━━━ DATASET ENTRIES

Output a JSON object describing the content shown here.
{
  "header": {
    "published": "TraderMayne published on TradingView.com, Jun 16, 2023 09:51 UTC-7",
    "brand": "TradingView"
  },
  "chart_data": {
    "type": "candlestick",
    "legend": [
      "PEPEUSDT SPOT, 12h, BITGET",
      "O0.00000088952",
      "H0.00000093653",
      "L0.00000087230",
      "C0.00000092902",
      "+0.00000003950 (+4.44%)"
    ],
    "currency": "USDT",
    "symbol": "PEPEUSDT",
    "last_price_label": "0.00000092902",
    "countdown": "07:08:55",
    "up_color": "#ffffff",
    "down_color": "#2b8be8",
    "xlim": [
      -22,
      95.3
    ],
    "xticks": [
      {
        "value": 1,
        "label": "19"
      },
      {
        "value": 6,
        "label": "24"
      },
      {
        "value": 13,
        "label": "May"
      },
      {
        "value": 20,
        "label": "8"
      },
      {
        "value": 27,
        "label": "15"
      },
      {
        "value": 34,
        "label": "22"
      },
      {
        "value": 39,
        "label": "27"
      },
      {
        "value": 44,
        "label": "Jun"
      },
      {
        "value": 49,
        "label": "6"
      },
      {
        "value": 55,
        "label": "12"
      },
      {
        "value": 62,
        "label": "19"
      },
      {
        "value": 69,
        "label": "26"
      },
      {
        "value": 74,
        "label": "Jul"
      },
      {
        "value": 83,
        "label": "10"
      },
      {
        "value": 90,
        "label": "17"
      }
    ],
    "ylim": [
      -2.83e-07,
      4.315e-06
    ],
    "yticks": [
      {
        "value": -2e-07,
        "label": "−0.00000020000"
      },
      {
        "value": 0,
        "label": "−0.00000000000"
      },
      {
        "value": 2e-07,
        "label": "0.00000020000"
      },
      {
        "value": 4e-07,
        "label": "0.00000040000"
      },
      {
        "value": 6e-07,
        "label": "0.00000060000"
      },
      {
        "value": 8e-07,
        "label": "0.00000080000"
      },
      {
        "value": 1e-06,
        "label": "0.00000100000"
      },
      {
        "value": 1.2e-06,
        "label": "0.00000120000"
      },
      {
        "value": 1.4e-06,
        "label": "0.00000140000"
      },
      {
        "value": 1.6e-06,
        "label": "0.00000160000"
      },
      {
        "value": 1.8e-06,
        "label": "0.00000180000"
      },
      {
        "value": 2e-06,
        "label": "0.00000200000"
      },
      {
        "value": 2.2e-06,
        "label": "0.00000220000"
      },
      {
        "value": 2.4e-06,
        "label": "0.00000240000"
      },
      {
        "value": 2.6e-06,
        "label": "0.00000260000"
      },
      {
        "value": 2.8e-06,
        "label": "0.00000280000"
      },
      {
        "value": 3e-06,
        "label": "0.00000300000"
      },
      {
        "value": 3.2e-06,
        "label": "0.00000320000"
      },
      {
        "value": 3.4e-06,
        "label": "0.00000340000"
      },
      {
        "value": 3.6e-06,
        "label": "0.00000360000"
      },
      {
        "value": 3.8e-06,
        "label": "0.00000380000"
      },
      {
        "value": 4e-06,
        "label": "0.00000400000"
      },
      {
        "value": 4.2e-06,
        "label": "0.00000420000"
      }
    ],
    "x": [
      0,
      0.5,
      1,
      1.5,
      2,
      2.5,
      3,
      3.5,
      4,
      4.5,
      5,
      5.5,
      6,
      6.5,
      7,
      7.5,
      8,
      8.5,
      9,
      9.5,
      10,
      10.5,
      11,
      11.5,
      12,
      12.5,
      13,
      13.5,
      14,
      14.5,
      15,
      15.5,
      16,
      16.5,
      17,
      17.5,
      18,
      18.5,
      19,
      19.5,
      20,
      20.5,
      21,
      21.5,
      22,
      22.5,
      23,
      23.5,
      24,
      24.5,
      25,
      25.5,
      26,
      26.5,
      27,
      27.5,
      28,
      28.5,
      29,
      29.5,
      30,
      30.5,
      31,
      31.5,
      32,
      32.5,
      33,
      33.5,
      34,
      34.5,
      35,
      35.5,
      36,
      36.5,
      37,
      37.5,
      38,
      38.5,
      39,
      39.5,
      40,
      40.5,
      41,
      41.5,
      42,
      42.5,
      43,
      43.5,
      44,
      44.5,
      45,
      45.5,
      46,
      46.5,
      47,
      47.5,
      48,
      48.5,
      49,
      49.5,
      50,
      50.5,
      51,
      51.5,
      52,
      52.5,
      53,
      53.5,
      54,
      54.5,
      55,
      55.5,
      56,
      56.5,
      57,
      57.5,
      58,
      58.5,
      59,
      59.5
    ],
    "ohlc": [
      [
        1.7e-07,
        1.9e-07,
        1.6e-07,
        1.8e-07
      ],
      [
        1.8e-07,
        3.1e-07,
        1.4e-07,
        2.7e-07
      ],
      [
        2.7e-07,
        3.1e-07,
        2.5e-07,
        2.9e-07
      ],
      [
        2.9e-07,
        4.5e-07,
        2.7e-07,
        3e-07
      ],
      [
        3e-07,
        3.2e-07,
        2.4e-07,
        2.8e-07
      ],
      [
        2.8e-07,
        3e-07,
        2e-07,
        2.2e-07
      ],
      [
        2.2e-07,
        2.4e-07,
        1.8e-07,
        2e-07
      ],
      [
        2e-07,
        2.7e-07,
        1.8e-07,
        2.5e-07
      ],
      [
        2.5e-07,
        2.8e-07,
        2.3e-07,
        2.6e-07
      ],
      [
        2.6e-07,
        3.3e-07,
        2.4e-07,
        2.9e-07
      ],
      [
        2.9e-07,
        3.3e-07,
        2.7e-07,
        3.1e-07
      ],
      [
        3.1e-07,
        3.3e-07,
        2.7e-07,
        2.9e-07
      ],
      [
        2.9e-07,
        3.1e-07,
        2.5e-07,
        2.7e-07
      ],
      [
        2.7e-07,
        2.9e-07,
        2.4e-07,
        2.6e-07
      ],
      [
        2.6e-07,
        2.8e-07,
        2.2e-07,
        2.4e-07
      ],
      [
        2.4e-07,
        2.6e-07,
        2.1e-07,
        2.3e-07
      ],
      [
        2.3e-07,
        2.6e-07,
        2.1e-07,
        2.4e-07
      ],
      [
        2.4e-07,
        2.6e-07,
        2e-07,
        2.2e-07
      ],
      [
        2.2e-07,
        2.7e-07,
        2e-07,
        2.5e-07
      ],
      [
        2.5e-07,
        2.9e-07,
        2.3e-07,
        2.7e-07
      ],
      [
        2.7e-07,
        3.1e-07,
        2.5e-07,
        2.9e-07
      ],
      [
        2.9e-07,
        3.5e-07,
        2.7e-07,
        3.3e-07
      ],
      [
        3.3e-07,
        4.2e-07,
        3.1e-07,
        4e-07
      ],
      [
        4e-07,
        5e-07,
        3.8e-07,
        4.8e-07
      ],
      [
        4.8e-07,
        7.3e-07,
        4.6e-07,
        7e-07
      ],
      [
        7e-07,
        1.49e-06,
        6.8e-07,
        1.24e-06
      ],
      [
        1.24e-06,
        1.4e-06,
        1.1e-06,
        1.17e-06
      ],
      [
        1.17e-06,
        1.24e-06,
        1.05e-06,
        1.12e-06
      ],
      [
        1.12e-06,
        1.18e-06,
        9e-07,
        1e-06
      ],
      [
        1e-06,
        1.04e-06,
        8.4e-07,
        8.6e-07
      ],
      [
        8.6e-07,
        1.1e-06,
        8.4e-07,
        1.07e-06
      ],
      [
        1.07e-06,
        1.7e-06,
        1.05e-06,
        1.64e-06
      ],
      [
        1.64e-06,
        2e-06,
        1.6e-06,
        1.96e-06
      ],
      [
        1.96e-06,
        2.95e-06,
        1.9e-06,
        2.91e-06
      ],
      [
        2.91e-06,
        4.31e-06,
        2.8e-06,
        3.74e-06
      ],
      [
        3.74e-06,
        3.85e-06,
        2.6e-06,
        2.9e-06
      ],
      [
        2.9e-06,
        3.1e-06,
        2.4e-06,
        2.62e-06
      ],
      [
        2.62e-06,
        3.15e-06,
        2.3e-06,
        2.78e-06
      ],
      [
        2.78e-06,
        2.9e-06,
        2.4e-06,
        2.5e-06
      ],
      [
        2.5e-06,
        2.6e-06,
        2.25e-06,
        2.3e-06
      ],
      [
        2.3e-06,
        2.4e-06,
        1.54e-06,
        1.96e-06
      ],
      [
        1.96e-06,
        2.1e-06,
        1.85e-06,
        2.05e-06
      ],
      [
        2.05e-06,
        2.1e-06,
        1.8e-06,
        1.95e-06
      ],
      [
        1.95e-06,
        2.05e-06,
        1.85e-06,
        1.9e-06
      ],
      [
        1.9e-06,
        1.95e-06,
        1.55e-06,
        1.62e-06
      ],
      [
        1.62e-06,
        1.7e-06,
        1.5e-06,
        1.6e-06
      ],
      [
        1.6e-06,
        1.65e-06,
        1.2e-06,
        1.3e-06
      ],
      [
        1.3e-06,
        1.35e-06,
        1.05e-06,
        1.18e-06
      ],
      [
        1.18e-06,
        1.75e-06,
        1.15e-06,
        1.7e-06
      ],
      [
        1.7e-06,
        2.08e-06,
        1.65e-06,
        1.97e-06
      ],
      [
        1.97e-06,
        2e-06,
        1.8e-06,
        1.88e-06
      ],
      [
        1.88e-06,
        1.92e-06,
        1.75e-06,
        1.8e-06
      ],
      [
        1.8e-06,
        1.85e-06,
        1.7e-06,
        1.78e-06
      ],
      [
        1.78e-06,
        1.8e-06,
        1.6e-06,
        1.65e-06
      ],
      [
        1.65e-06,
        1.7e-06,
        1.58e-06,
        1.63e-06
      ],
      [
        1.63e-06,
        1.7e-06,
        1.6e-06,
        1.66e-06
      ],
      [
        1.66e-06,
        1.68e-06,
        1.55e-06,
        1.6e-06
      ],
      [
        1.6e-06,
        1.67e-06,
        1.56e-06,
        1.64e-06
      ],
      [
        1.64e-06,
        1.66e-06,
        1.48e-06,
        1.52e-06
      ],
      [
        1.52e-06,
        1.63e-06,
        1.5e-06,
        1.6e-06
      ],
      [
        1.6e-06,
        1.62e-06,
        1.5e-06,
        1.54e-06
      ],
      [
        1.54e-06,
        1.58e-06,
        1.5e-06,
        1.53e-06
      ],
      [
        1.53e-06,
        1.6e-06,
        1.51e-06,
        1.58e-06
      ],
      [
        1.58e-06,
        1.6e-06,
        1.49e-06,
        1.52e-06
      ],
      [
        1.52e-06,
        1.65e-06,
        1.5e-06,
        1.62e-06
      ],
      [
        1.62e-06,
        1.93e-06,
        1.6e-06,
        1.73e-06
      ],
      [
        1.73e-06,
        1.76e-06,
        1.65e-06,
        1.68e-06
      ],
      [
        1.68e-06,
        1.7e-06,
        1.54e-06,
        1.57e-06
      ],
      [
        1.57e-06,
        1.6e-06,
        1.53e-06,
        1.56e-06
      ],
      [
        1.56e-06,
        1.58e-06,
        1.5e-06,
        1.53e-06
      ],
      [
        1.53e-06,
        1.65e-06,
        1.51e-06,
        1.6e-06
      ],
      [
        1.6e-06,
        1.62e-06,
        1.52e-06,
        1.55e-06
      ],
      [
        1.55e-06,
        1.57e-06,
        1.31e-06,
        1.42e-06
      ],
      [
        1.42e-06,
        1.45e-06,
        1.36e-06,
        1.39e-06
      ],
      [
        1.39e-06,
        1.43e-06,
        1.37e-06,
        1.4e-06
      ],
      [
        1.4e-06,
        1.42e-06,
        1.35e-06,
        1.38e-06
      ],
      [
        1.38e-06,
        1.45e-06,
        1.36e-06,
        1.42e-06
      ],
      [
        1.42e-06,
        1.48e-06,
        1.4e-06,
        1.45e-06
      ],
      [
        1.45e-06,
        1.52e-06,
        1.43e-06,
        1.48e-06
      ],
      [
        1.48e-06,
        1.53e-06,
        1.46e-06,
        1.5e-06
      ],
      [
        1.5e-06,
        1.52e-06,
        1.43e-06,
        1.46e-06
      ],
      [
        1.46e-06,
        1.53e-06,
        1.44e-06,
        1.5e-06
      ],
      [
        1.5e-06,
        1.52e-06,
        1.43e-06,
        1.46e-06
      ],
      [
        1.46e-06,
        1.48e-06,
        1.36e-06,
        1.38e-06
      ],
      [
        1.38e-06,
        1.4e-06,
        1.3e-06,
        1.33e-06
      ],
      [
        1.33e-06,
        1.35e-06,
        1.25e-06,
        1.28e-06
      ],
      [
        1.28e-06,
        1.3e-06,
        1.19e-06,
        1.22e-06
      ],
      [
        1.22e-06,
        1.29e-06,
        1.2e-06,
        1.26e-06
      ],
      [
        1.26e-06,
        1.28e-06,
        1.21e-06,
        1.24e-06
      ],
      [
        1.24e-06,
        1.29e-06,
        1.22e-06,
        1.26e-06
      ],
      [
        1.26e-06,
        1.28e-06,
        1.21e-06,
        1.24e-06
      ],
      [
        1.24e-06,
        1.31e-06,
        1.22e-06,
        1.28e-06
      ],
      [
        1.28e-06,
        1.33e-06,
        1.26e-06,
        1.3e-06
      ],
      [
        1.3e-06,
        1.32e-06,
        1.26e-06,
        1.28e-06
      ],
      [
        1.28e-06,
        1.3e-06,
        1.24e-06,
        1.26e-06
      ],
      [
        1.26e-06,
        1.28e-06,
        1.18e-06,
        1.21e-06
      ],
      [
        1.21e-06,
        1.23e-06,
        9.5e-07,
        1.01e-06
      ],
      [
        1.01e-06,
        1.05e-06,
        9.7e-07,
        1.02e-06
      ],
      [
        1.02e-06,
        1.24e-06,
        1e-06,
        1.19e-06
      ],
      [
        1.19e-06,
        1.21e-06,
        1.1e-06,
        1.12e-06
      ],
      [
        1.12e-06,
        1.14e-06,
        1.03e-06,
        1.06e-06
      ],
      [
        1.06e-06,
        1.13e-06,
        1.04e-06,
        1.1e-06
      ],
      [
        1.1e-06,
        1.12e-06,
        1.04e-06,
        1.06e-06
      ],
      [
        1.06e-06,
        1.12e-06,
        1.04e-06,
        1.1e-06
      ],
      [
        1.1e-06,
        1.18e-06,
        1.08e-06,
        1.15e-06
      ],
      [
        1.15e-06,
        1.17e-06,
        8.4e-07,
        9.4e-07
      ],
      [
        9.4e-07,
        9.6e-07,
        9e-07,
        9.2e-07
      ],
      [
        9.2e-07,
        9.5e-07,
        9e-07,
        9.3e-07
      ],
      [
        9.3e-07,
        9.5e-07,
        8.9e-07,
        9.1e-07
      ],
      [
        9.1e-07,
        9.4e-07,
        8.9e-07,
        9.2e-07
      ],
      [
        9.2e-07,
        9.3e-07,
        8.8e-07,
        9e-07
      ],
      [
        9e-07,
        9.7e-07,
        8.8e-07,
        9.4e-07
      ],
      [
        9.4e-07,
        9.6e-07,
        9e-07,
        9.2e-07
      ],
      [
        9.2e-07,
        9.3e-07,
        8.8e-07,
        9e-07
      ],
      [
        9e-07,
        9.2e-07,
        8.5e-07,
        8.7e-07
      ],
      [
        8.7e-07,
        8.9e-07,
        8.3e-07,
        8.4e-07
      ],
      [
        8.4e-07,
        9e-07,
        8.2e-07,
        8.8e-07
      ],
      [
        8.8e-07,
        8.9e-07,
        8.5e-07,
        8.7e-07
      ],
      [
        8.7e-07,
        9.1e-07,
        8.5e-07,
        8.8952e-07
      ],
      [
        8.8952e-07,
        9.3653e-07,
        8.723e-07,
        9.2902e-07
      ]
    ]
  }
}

━━━━━━

== INSTRUCTIONS FOR THE TASK ==
Report how many lines of the entries hold the string "TradingView". Provide the number alone.

== IN RESPONSE ==
2